A Quick Primer on What It Means to Be Ecclesiocentric

By Rich Lusk

Ecclesiocentrism is incredibly simple to understand and absolutely ubiquitous in Scripture.

The church is the central and most important thing in the world and in history.

That’s it — that’s the fundamental claim.

Ecclesiocentrism can be found on almost every page of the Bible. Some examples:
– nations are blessed/cursed according to how they treat the church (Gen. 12)
– God rules all things for the sake of his church (Eph. 1)
– Grace restores nature, but where is that grace found? In the means given to the church (e.g., in Psalm 128 the blessed man’s blessing comes from Zion, which is the church according to Hebrews 12)
– As the church goes, so the world goes (e.g., in Matthew 5 the church is salt and light)
– Ecclesiastical reformation drives cultural transformation (the lesson of Haggai 1)
– Judgment and reformation begin with the household of God (1 Peter 4)
– The discipleship of the nations and of every sphere of life begins in the church (Matt. 28)
– The church is the leading institution in society and church history is the core of world history (this is evident from the prophets, Acts, etc.)
– The Lord’s service on the Lord’s Day with the Lord’s people in the Lord’s sanctuary is the most important thing we do (the fall took place with a forbidden meal in the sanctuary; restoration is manifested through a meal in the sanctuary)
– God created the world for the sake of the church (as Luther said) so that his Son might have a bride (as Edwards said)
– The storyline of the Bible is basically the storyline of the church (e.g., when the prophets and Acts deal with history, they present the church as central to world events)

These paragraphs from Doug Wilson’s post this week is a good example of ecclesiocentric thinking:

“If we want unbelievers to repent of their sin, the first thing believers should do is show them how. Judgment should begin with the household of God (1 Pet. 4:17). How can we expect them to let go of their sins when we refuse to let go of ours? And more to the pinch point, evangelicals need to learn how to repent of things that we have serenely assumed to be our virtues.

◆ Exercise prompt ◆
Answer these questions on the primer about ecclesiocentrism, one per line:
1. What does the primer give as the fundamental claim of ecclesiocentrism?
2. Which passage is cited for the lesson that ecclesiastical reformation drives cultural transformation?
3. According to the example from Matthew 5, what is the church?
The rows that follow the passage play no part in this.

◆ Entries shown ◆
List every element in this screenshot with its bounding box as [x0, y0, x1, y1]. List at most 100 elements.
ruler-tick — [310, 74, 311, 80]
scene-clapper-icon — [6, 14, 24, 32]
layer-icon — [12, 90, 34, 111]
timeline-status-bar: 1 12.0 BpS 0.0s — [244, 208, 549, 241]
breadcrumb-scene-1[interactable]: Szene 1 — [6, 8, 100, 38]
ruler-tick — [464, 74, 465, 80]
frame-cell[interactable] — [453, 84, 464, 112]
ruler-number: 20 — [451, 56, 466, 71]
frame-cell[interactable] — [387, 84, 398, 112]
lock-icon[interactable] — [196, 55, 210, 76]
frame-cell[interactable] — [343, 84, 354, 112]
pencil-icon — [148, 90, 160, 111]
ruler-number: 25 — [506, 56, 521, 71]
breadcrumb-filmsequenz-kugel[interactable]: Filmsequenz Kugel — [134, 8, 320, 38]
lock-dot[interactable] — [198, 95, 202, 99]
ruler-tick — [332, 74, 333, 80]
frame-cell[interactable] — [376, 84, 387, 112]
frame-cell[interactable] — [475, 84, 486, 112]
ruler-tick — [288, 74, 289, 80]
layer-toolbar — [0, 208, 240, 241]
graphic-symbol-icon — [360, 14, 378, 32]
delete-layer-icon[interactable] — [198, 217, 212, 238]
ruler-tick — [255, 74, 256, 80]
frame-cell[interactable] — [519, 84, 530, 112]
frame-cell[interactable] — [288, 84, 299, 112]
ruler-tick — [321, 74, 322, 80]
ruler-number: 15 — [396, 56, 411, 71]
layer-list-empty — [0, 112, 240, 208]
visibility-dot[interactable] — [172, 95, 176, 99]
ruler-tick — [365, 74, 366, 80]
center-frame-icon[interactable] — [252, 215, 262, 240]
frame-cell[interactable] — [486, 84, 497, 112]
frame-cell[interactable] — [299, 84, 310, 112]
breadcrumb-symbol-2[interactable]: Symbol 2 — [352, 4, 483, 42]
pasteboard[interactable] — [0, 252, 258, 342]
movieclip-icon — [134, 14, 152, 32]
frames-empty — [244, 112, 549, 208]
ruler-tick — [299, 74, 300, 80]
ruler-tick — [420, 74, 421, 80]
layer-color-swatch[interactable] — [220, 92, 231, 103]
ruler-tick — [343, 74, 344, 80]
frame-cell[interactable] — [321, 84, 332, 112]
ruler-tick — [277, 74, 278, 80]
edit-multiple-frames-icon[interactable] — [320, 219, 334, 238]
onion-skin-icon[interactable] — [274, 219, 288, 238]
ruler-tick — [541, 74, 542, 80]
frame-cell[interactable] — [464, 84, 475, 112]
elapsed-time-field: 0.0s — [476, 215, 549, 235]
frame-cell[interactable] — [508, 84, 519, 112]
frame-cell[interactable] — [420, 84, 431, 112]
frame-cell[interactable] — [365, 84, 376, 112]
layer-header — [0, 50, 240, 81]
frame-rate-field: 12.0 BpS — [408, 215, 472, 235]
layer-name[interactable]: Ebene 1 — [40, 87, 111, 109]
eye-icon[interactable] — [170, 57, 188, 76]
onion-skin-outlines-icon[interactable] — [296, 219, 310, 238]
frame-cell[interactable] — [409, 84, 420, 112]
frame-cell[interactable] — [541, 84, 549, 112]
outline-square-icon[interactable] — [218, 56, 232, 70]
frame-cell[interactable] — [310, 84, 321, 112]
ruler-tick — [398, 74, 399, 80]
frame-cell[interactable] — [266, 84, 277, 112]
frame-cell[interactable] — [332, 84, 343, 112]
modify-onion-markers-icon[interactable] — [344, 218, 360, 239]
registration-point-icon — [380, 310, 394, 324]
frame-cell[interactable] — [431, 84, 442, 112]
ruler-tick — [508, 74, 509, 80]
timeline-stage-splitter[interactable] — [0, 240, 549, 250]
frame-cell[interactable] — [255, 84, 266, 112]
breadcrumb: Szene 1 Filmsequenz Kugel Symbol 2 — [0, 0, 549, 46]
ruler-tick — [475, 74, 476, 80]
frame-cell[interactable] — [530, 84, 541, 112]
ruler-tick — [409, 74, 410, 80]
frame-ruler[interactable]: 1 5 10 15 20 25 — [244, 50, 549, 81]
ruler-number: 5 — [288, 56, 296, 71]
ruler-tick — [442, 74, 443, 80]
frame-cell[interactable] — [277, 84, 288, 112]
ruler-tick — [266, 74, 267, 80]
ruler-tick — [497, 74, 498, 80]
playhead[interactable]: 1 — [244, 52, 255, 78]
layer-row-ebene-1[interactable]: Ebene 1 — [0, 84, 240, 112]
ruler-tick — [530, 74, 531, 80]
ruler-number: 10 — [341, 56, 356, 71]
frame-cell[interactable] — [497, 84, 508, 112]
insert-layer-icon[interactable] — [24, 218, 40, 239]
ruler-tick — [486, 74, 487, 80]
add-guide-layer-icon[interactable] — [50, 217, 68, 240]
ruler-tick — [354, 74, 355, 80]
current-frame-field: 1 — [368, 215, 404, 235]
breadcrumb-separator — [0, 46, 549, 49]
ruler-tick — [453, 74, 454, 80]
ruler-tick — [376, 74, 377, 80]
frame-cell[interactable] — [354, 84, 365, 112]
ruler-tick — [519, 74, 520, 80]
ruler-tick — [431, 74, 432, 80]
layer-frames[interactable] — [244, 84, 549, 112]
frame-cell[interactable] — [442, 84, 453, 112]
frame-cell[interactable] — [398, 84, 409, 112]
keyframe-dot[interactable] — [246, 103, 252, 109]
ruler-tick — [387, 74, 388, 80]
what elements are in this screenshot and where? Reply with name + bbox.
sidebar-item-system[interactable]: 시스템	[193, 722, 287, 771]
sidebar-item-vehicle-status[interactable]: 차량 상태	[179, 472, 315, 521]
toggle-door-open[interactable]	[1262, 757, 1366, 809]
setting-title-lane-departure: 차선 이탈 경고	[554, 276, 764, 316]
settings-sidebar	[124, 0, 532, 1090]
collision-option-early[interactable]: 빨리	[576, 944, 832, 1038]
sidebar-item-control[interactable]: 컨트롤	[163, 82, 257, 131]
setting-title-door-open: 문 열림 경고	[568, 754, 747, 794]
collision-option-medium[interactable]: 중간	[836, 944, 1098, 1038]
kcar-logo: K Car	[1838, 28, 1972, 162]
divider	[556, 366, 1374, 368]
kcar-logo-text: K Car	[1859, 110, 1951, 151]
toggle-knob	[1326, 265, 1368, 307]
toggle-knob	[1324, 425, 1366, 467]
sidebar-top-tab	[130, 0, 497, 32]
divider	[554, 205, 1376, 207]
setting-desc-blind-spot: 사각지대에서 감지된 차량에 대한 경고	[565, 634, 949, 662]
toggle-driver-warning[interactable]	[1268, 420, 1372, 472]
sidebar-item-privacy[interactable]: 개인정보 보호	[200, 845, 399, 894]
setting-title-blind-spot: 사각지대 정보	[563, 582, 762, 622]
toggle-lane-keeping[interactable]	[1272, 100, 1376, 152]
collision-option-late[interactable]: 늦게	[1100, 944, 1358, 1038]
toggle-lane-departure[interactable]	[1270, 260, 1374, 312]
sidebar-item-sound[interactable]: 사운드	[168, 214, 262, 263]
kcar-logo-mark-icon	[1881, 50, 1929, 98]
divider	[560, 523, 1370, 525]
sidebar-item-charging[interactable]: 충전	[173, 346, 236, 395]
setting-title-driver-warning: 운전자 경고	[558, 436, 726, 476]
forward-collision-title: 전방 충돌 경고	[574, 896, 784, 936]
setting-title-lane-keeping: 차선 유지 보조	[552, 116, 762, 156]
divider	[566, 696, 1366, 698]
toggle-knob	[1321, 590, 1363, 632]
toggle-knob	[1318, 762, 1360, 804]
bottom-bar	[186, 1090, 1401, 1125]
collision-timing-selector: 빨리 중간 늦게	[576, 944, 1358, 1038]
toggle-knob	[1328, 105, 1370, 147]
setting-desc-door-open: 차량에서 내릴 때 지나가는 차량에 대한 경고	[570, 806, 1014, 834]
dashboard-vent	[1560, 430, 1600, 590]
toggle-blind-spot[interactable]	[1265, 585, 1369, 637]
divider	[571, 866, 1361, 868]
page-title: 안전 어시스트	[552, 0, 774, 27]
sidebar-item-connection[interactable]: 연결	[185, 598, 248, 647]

◆ Exercise answer ◆
1. The church is the central and most important thing in the world and in history.
2. Haggai 1.
3. Salt and light.